Direction: Identify the lines bearing the string "JSON" and gather them.

Provided data:
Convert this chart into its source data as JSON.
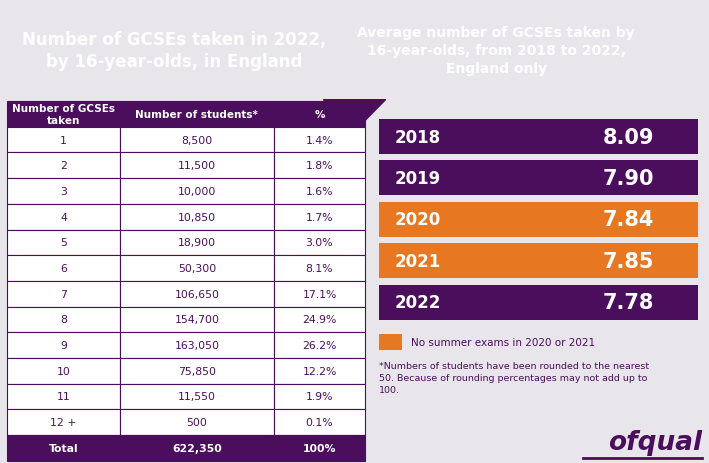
{
  "bg_color": "#e8e6eb",
  "header_bg": "#4a0e5c",
  "purple_dark": "#4a0e5c",
  "orange": "#e87722",
  "white": "#ffffff",
  "title_left": "Number of GCSEs taken in 2022,\nby 16-year-olds, in England",
  "title_right": "Average number of GCSEs taken by\n16-year-olds, from 2018 to 2022,\nEngland only",
  "table_headers": [
    "Number of GCSEs\ntaken",
    "Number of students*",
    "%"
  ],
  "table_rows": [
    [
      "1",
      "8,500",
      "1.4%"
    ],
    [
      "2",
      "11,500",
      "1.8%"
    ],
    [
      "3",
      "10,000",
      "1.6%"
    ],
    [
      "4",
      "10,850",
      "1.7%"
    ],
    [
      "5",
      "18,900",
      "3.0%"
    ],
    [
      "6",
      "50,300",
      "8.1%"
    ],
    [
      "7",
      "106,650",
      "17.1%"
    ],
    [
      "8",
      "154,700",
      "24.9%"
    ],
    [
      "9",
      "163,050",
      "26.2%"
    ],
    [
      "10",
      "75,850",
      "12.2%"
    ],
    [
      "11",
      "11,550",
      "1.9%"
    ],
    [
      "12 +",
      "500",
      "0.1%"
    ],
    [
      "Total",
      "622,350",
      "100%"
    ]
  ],
  "bar_years": [
    "2018",
    "2019",
    "2020",
    "2021",
    "2022"
  ],
  "bar_values": [
    "8.09",
    "7.90",
    "7.84",
    "7.85",
    "7.78"
  ],
  "bar_colors": [
    "#4a0e5c",
    "#4a0e5c",
    "#e87722",
    "#e87722",
    "#4a0e5c"
  ],
  "legend_text": "No summer exams in 2020 or 2021",
  "footnote": "*Numbers of students have been rounded to the nearest\n50. Because of rounding percentages may not add up to\n100.",
  "ofqual_text": "ofqual"
}
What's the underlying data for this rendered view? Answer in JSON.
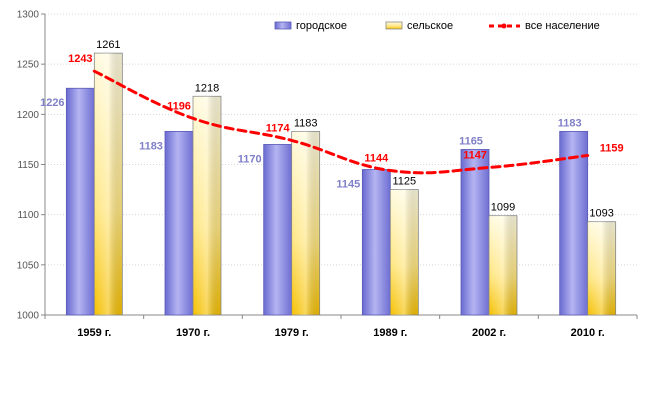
{
  "chart_data": {
    "type": "bar",
    "title": "",
    "xlabel": "",
    "ylabel": "",
    "categories": [
      "1959 г.",
      "1970 г.",
      "1979 г.",
      "1989 г.",
      "2002 г.",
      "2010 г."
    ],
    "ylim": [
      1000,
      1300
    ],
    "yticks": [
      1000,
      1050,
      1100,
      1150,
      1200,
      1250,
      1300
    ],
    "grid": true,
    "legend_position": "top-right",
    "series": [
      {
        "name": "городское",
        "kind": "bar",
        "values": [
          1226,
          1183,
          1170,
          1145,
          1165,
          1183
        ],
        "color": "#8f8fe0",
        "label_color": "#8080c8"
      },
      {
        "name": "сельское",
        "kind": "bar",
        "values": [
          1261,
          1218,
          1183,
          1125,
          1099,
          1093
        ],
        "color": "#fff0a0",
        "label_color": "#000000"
      },
      {
        "name": "все население",
        "kind": "line",
        "style": "dashed",
        "values": [
          1243,
          1196,
          1174,
          1144,
          1147,
          1159
        ],
        "color": "#ff0000",
        "label_color": "#ff0000"
      }
    ]
  }
}
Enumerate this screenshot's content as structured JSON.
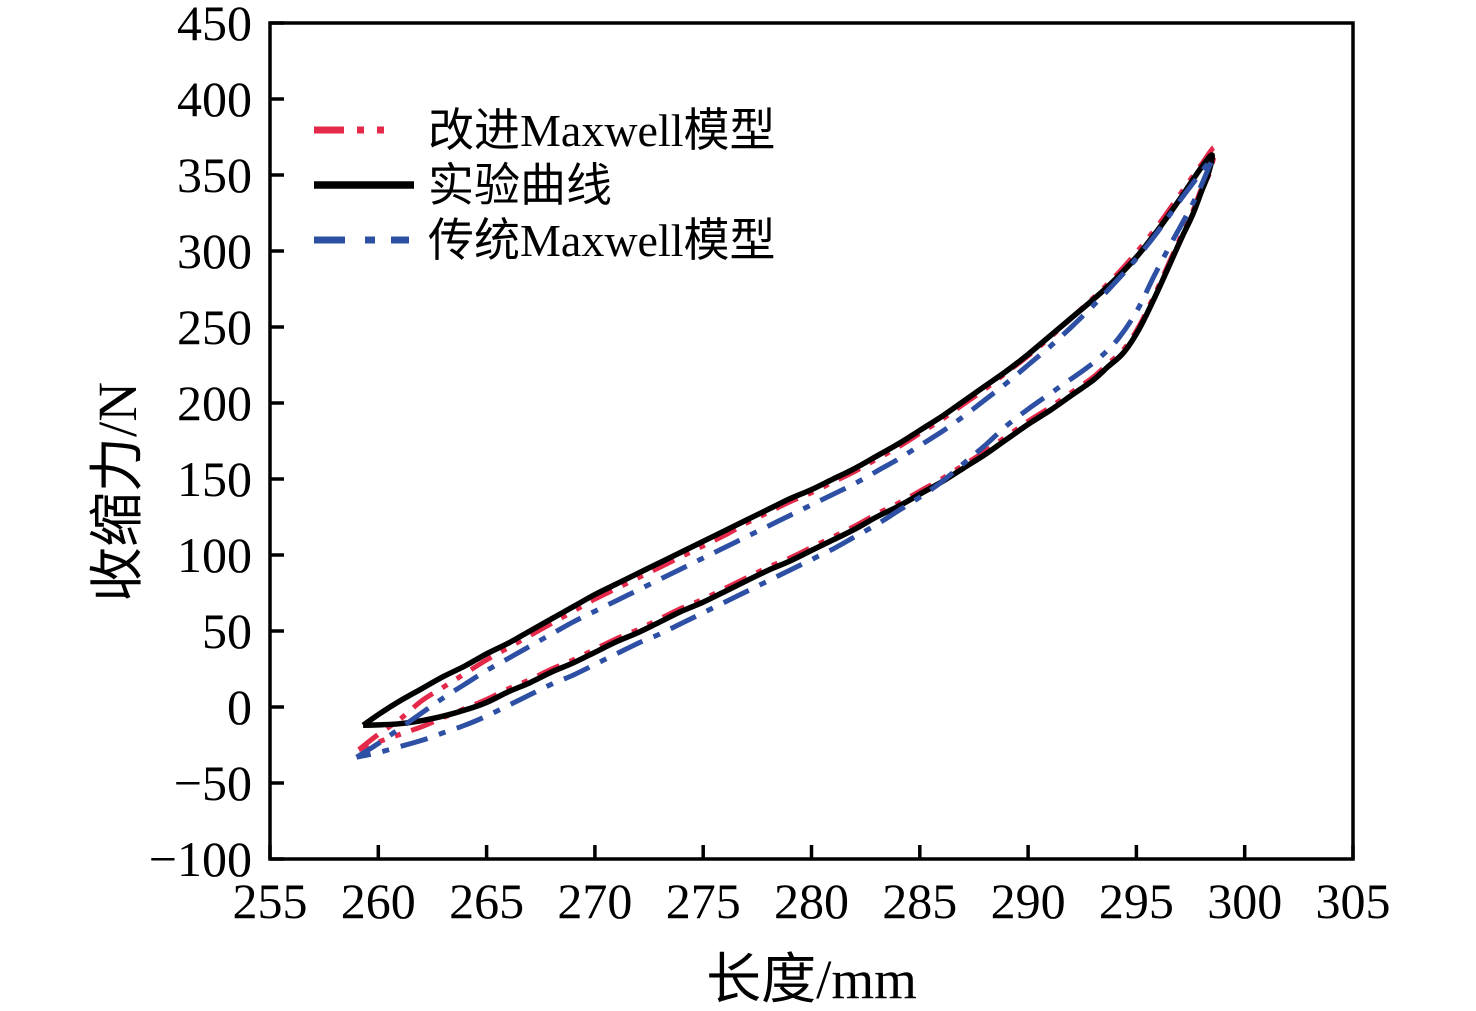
{
  "page": {
    "background": "#ffffff",
    "axis_color": "#000000"
  },
  "chart_data": {
    "type": "line",
    "title": "",
    "xlabel": "长度/mm",
    "ylabel": "收缩力/N",
    "xlim": [
      255,
      305
    ],
    "ylim": [
      -100,
      450
    ],
    "x_ticks": [
      255,
      260,
      265,
      270,
      275,
      280,
      285,
      290,
      295,
      300,
      305
    ],
    "y_ticks": [
      -100,
      -50,
      0,
      50,
      100,
      150,
      200,
      250,
      300,
      350,
      400,
      450
    ],
    "grid": false,
    "legend_position": "upper-left",
    "series": [
      {
        "name": "改进Maxwell模型",
        "color": "#e5294a",
        "style": "dash-dot-dot",
        "dash": [
          24,
          11,
          6,
          11,
          6,
          11
        ],
        "legend_dash": [
          30,
          13,
          7,
          13,
          7,
          999
        ],
        "width": 5,
        "points": [
          [
            259.1,
            -28
          ],
          [
            260,
            -18
          ],
          [
            261,
            -8
          ],
          [
            262,
            4
          ],
          [
            263,
            13
          ],
          [
            264,
            22
          ],
          [
            265,
            31
          ],
          [
            266,
            39
          ],
          [
            267,
            47
          ],
          [
            268,
            55
          ],
          [
            269,
            63
          ],
          [
            270,
            71
          ],
          [
            271,
            78
          ],
          [
            272,
            85
          ],
          [
            273,
            92
          ],
          [
            274,
            99
          ],
          [
            275,
            106
          ],
          [
            276,
            113
          ],
          [
            277,
            121
          ],
          [
            278,
            128
          ],
          [
            279,
            135
          ],
          [
            280,
            141
          ],
          [
            281,
            148
          ],
          [
            282,
            155
          ],
          [
            283,
            163
          ],
          [
            284,
            171
          ],
          [
            285,
            180
          ],
          [
            286,
            189
          ],
          [
            287,
            199
          ],
          [
            288,
            209
          ],
          [
            289,
            220
          ],
          [
            290,
            231
          ],
          [
            291,
            243
          ],
          [
            292,
            256
          ],
          [
            293,
            269
          ],
          [
            294,
            283
          ],
          [
            295,
            299
          ],
          [
            296,
            317
          ],
          [
            297,
            337
          ],
          [
            298,
            357
          ],
          [
            298.6,
            368
          ],
          [
            298.4,
            352
          ],
          [
            298.0,
            341
          ],
          [
            297.6,
            326
          ],
          [
            297.1,
            311
          ],
          [
            296.5,
            292
          ],
          [
            295.8,
            270
          ],
          [
            295.1,
            250
          ],
          [
            294.4,
            235
          ],
          [
            293.7,
            226
          ],
          [
            293,
            217
          ],
          [
            292,
            207
          ],
          [
            291,
            197
          ],
          [
            290,
            188
          ],
          [
            289,
            178
          ],
          [
            288,
            168
          ],
          [
            287,
            159
          ],
          [
            286,
            150
          ],
          [
            285,
            142
          ],
          [
            284,
            134
          ],
          [
            283,
            127
          ],
          [
            282,
            119
          ],
          [
            281,
            112
          ],
          [
            280,
            105
          ],
          [
            279,
            98
          ],
          [
            278,
            92
          ],
          [
            277,
            85
          ],
          [
            276,
            78
          ],
          [
            275,
            71
          ],
          [
            274,
            65
          ],
          [
            273,
            58
          ],
          [
            272,
            51
          ],
          [
            271,
            45
          ],
          [
            270,
            38
          ],
          [
            269,
            31
          ],
          [
            268,
            25
          ],
          [
            267,
            18
          ],
          [
            266,
            12
          ],
          [
            265,
            5
          ],
          [
            264,
            -1
          ],
          [
            263,
            -7
          ],
          [
            262,
            -13
          ],
          [
            261,
            -18
          ],
          [
            260,
            -23
          ],
          [
            259.1,
            -28
          ]
        ]
      },
      {
        "name": "实验曲线",
        "color": "#000000",
        "style": "solid",
        "dash": [],
        "legend_dash": [],
        "width": 5.5,
        "points": [
          [
            259.3,
            -12
          ],
          [
            260,
            -5
          ],
          [
            261,
            4
          ],
          [
            262,
            12
          ],
          [
            263,
            20
          ],
          [
            264,
            27
          ],
          [
            265,
            35
          ],
          [
            266,
            42
          ],
          [
            267,
            50
          ],
          [
            268,
            58
          ],
          [
            269,
            66
          ],
          [
            270,
            74
          ],
          [
            271,
            81
          ],
          [
            272,
            88
          ],
          [
            273,
            95
          ],
          [
            274,
            102
          ],
          [
            275,
            109
          ],
          [
            276,
            116
          ],
          [
            277,
            123
          ],
          [
            278,
            130
          ],
          [
            279,
            137
          ],
          [
            280,
            143
          ],
          [
            281,
            150
          ],
          [
            282,
            157
          ],
          [
            283,
            165
          ],
          [
            284,
            173
          ],
          [
            285,
            182
          ],
          [
            286,
            191
          ],
          [
            287,
            201
          ],
          [
            288,
            211
          ],
          [
            289,
            221
          ],
          [
            290,
            232
          ],
          [
            291,
            244
          ],
          [
            292,
            256
          ],
          [
            293,
            268
          ],
          [
            294,
            281
          ],
          [
            295,
            296
          ],
          [
            296,
            314
          ],
          [
            297,
            334
          ],
          [
            298,
            355
          ],
          [
            298.5,
            363
          ],
          [
            298.3,
            350
          ],
          [
            298.0,
            339
          ],
          [
            297.6,
            324
          ],
          [
            297.1,
            309
          ],
          [
            296.5,
            290
          ],
          [
            295.8,
            268
          ],
          [
            295.1,
            248
          ],
          [
            294.4,
            233
          ],
          [
            293.7,
            224
          ],
          [
            293,
            215
          ],
          [
            292,
            205
          ],
          [
            291,
            195
          ],
          [
            290,
            186
          ],
          [
            289,
            176
          ],
          [
            288,
            166
          ],
          [
            287,
            157
          ],
          [
            286,
            148
          ],
          [
            285,
            140
          ],
          [
            284,
            132
          ],
          [
            283,
            125
          ],
          [
            282,
            117
          ],
          [
            281,
            110
          ],
          [
            280,
            103
          ],
          [
            279,
            96
          ],
          [
            278,
            90
          ],
          [
            277,
            83
          ],
          [
            276,
            76
          ],
          [
            275,
            69
          ],
          [
            274,
            63
          ],
          [
            273,
            56
          ],
          [
            272,
            49
          ],
          [
            271,
            43
          ],
          [
            270,
            36
          ],
          [
            269,
            29
          ],
          [
            268,
            23
          ],
          [
            267,
            16
          ],
          [
            266,
            10
          ],
          [
            265,
            3
          ],
          [
            264,
            -2
          ],
          [
            263,
            -6
          ],
          [
            262,
            -9
          ],
          [
            261,
            -11
          ],
          [
            260,
            -11.8
          ],
          [
            259.3,
            -12
          ]
        ]
      },
      {
        "name": "传统Maxwell模型",
        "color": "#2d4fa4",
        "style": "dash-dot",
        "dash": [
          28,
          12,
          7,
          12
        ],
        "legend_dash": [
          31,
          20,
          10,
          16,
          18,
          999
        ],
        "width": 5,
        "points": [
          [
            259.0,
            -33
          ],
          [
            260,
            -24
          ],
          [
            261,
            -14
          ],
          [
            262,
            -4
          ],
          [
            263,
            6
          ],
          [
            264,
            15
          ],
          [
            265,
            24
          ],
          [
            266,
            32
          ],
          [
            267,
            40
          ],
          [
            268,
            48
          ],
          [
            269,
            56
          ],
          [
            270,
            63
          ],
          [
            271,
            70
          ],
          [
            272,
            77
          ],
          [
            273,
            84
          ],
          [
            274,
            91
          ],
          [
            275,
            98
          ],
          [
            276,
            105
          ],
          [
            277,
            112
          ],
          [
            278,
            119
          ],
          [
            279,
            126
          ],
          [
            280,
            133
          ],
          [
            281,
            140
          ],
          [
            282,
            147
          ],
          [
            283,
            155
          ],
          [
            284,
            163
          ],
          [
            285,
            172
          ],
          [
            286,
            181
          ],
          [
            287,
            191
          ],
          [
            288,
            202
          ],
          [
            289,
            213
          ],
          [
            290,
            225
          ],
          [
            291,
            237
          ],
          [
            292,
            250
          ],
          [
            293,
            264
          ],
          [
            294,
            279
          ],
          [
            295,
            295
          ],
          [
            296,
            313
          ],
          [
            297,
            333
          ],
          [
            298,
            352
          ],
          [
            298.5,
            361
          ],
          [
            298.2,
            350
          ],
          [
            297.8,
            337
          ],
          [
            297.3,
            323
          ],
          [
            296.6,
            305
          ],
          [
            295.8,
            283
          ],
          [
            295,
            260
          ],
          [
            294.2,
            243
          ],
          [
            293.4,
            231
          ],
          [
            292.6,
            222
          ],
          [
            291.8,
            214
          ],
          [
            291,
            206
          ],
          [
            290,
            196
          ],
          [
            289,
            185
          ],
          [
            288,
            172
          ],
          [
            287,
            160
          ],
          [
            286,
            148
          ],
          [
            285,
            138
          ],
          [
            284,
            129
          ],
          [
            283,
            120
          ],
          [
            282,
            112
          ],
          [
            281,
            104
          ],
          [
            280,
            97
          ],
          [
            279,
            90
          ],
          [
            278,
            83
          ],
          [
            277,
            76
          ],
          [
            276,
            69
          ],
          [
            275,
            62
          ],
          [
            274,
            55
          ],
          [
            273,
            48
          ],
          [
            272,
            42
          ],
          [
            271,
            35
          ],
          [
            270,
            28
          ],
          [
            269,
            21
          ],
          [
            268,
            15
          ],
          [
            267,
            8
          ],
          [
            266,
            1
          ],
          [
            265,
            -6
          ],
          [
            264,
            -12
          ],
          [
            263,
            -17
          ],
          [
            262,
            -22
          ],
          [
            261,
            -26
          ],
          [
            260,
            -30
          ],
          [
            259.0,
            -33
          ]
        ]
      }
    ]
  }
}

Response to this task:
Convert this chart into its source data as JSON.
What's the underlying data for this rendered view? Answer in JSON.
Enumerate this screenshot's content as structured JSON.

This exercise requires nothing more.